***** Excerpted records
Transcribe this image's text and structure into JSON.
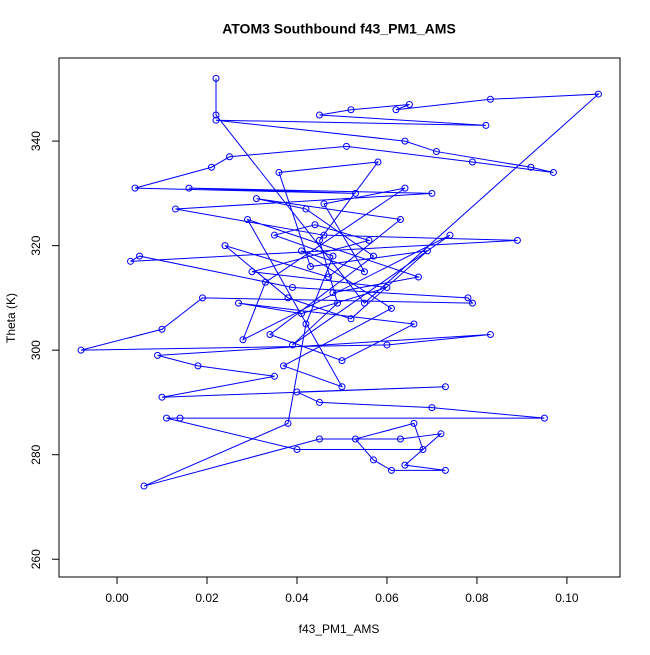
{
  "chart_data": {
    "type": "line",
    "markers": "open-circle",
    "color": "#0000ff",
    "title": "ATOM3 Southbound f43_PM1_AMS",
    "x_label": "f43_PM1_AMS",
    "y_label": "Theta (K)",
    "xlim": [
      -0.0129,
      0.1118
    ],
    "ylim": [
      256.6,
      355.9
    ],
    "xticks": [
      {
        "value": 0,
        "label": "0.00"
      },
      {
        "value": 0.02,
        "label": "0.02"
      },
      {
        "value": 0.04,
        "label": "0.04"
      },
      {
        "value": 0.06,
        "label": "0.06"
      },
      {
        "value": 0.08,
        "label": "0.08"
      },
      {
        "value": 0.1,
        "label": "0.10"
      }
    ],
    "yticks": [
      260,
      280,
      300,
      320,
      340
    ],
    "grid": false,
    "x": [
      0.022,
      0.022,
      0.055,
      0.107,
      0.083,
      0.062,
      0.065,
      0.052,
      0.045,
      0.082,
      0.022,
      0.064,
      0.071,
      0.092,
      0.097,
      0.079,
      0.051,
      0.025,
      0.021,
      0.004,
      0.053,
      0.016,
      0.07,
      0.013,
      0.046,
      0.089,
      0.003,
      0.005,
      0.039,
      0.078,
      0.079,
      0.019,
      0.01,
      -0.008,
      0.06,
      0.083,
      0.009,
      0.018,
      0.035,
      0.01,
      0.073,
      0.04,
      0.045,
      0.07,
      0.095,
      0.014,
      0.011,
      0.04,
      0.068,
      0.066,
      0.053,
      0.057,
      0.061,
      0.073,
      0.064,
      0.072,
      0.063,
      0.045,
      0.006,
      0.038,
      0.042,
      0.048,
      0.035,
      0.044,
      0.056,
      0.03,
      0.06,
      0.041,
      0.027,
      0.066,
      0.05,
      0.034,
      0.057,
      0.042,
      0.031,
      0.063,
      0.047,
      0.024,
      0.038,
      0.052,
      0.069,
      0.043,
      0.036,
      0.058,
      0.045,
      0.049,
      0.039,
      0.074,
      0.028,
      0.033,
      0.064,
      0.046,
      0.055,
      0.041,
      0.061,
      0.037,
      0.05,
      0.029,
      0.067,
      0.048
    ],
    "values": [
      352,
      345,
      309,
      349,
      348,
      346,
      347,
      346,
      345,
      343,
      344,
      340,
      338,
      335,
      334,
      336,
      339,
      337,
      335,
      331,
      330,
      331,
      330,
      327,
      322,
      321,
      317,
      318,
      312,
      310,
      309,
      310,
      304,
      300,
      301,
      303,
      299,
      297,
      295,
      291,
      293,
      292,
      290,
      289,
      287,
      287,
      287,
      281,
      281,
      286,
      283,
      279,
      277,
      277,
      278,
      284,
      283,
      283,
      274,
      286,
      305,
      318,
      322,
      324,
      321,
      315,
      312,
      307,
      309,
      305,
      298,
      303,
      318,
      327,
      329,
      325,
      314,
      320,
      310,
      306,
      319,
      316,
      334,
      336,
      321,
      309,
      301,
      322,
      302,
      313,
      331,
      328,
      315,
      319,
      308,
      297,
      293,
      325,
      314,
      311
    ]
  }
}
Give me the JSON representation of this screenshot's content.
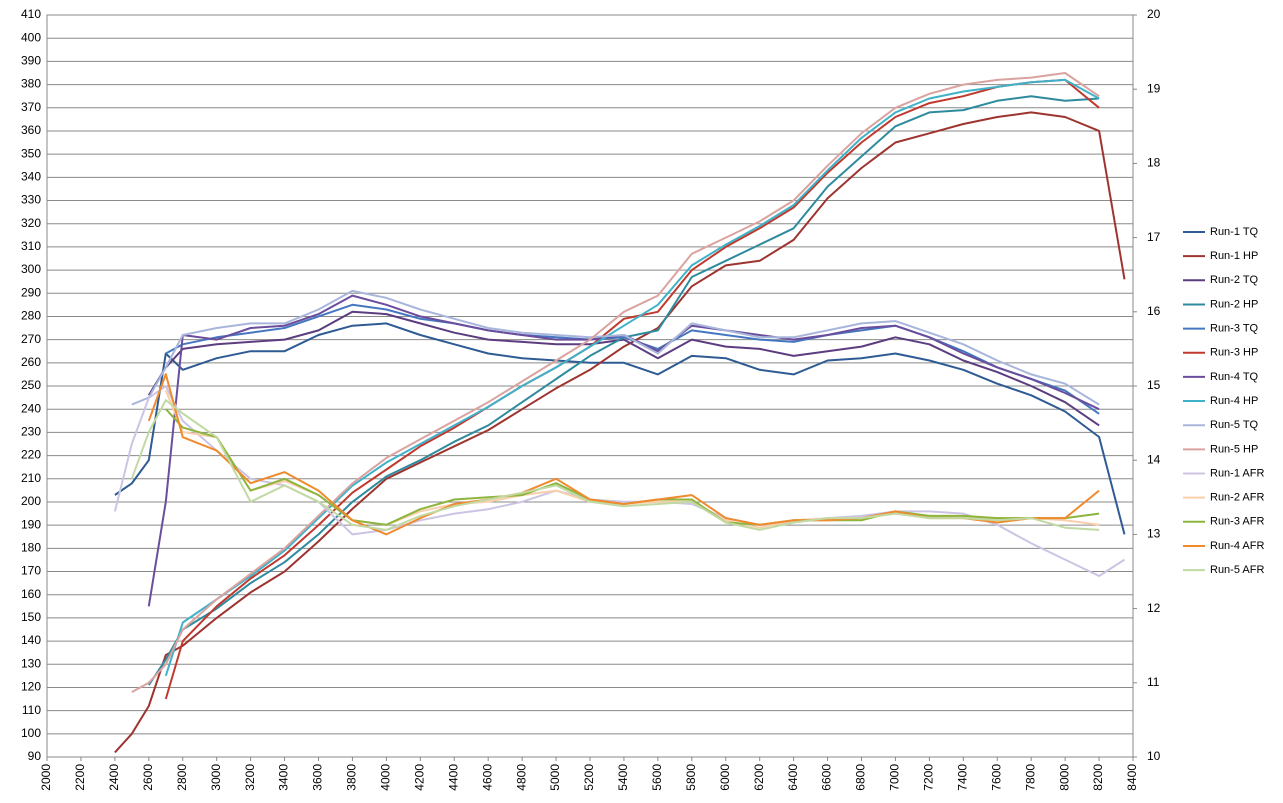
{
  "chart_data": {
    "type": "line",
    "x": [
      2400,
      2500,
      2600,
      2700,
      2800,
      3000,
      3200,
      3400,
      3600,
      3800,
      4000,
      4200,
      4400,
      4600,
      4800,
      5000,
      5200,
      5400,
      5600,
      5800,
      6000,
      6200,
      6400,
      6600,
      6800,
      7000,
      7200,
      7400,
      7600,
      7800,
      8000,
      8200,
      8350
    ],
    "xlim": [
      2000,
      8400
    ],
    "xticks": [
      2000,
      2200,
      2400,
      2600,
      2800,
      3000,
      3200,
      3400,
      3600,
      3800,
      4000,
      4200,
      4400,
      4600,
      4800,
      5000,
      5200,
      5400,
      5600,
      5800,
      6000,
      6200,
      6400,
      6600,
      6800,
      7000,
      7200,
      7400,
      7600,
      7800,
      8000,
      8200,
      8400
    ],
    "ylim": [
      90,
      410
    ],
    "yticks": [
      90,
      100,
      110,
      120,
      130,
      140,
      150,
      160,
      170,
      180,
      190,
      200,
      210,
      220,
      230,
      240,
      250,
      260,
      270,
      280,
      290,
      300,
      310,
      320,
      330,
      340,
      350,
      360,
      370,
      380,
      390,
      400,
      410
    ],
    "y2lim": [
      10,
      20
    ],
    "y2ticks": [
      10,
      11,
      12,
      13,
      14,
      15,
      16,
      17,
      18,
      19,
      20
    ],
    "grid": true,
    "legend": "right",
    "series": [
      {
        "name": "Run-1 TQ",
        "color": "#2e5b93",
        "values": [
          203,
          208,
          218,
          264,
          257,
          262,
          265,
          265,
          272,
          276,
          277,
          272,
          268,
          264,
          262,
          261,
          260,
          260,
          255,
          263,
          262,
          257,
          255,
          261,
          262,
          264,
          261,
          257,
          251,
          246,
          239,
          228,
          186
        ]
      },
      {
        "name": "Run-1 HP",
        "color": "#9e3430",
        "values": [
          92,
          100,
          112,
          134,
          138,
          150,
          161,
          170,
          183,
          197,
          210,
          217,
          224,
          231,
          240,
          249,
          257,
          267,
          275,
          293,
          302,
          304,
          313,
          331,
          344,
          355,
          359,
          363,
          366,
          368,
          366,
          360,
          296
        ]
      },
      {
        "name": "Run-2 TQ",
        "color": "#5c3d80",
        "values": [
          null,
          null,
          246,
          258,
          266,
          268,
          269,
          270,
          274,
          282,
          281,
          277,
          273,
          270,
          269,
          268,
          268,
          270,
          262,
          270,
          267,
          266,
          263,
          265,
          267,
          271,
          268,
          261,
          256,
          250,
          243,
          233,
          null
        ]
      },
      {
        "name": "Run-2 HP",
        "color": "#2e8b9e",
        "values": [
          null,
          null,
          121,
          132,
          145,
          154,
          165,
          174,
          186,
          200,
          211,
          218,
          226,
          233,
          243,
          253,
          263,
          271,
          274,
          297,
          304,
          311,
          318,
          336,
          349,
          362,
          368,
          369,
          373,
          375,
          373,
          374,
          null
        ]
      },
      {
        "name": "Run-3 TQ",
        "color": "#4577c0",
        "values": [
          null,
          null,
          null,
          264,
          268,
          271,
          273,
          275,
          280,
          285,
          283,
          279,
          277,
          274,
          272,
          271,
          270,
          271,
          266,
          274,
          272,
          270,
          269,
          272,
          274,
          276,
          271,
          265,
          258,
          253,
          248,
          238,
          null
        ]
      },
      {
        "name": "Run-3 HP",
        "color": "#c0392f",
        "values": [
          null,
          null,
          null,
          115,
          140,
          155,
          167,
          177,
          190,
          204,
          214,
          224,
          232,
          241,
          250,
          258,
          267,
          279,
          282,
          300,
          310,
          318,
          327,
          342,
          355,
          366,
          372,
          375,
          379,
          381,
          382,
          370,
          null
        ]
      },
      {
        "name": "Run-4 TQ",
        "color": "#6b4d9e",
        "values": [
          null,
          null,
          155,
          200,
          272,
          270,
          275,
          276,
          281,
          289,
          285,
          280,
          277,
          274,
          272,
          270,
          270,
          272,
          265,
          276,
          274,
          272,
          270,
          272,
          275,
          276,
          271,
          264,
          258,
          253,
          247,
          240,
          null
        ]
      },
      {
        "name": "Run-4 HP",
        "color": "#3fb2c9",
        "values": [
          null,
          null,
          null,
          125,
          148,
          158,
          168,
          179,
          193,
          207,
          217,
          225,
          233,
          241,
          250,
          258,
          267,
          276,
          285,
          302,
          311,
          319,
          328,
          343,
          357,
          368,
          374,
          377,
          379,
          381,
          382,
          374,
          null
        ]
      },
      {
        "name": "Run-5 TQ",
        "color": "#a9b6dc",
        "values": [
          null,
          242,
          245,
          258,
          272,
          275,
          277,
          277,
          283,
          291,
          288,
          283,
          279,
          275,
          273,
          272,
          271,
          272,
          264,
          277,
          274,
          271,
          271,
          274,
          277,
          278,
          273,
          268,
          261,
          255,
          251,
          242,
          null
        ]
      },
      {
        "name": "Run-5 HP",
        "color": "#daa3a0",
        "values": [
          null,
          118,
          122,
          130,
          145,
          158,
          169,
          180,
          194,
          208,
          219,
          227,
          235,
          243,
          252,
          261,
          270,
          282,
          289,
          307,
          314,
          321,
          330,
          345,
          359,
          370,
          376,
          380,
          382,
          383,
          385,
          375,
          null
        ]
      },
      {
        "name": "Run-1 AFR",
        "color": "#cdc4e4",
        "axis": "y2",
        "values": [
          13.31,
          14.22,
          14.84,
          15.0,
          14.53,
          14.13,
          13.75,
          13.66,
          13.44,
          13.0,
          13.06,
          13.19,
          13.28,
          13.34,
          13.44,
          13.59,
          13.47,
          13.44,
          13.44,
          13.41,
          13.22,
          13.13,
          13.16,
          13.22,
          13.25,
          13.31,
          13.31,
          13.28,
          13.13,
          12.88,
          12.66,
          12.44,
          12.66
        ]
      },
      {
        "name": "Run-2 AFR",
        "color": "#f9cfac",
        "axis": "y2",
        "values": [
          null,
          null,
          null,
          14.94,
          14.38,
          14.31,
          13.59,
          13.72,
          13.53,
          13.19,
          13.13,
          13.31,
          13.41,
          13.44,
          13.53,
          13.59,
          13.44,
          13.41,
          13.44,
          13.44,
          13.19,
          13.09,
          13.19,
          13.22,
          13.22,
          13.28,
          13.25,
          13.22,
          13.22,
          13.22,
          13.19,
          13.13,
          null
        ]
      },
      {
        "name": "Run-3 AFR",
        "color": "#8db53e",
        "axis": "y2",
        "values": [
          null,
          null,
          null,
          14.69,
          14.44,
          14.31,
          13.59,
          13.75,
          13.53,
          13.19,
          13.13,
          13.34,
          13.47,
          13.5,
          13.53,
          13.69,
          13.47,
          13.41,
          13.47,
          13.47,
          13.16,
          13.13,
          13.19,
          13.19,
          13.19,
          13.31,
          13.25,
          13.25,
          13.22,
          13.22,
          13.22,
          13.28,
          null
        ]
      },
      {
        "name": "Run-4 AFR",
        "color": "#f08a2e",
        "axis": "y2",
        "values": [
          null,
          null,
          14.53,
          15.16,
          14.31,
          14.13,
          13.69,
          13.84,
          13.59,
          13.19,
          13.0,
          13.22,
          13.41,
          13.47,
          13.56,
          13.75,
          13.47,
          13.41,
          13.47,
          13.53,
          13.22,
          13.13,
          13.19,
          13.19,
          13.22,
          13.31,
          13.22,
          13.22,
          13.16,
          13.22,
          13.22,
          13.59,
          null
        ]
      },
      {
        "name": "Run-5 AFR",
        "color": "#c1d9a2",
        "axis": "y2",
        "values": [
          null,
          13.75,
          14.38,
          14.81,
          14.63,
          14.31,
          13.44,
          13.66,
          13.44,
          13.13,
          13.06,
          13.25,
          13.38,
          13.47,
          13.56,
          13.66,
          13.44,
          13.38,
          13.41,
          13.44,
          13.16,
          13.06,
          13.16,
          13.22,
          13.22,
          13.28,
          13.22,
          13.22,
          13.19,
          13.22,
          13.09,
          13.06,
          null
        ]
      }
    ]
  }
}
**********
**The task:** Give only the number of lines in the data that hold the word "this".

**Worked solution:** 2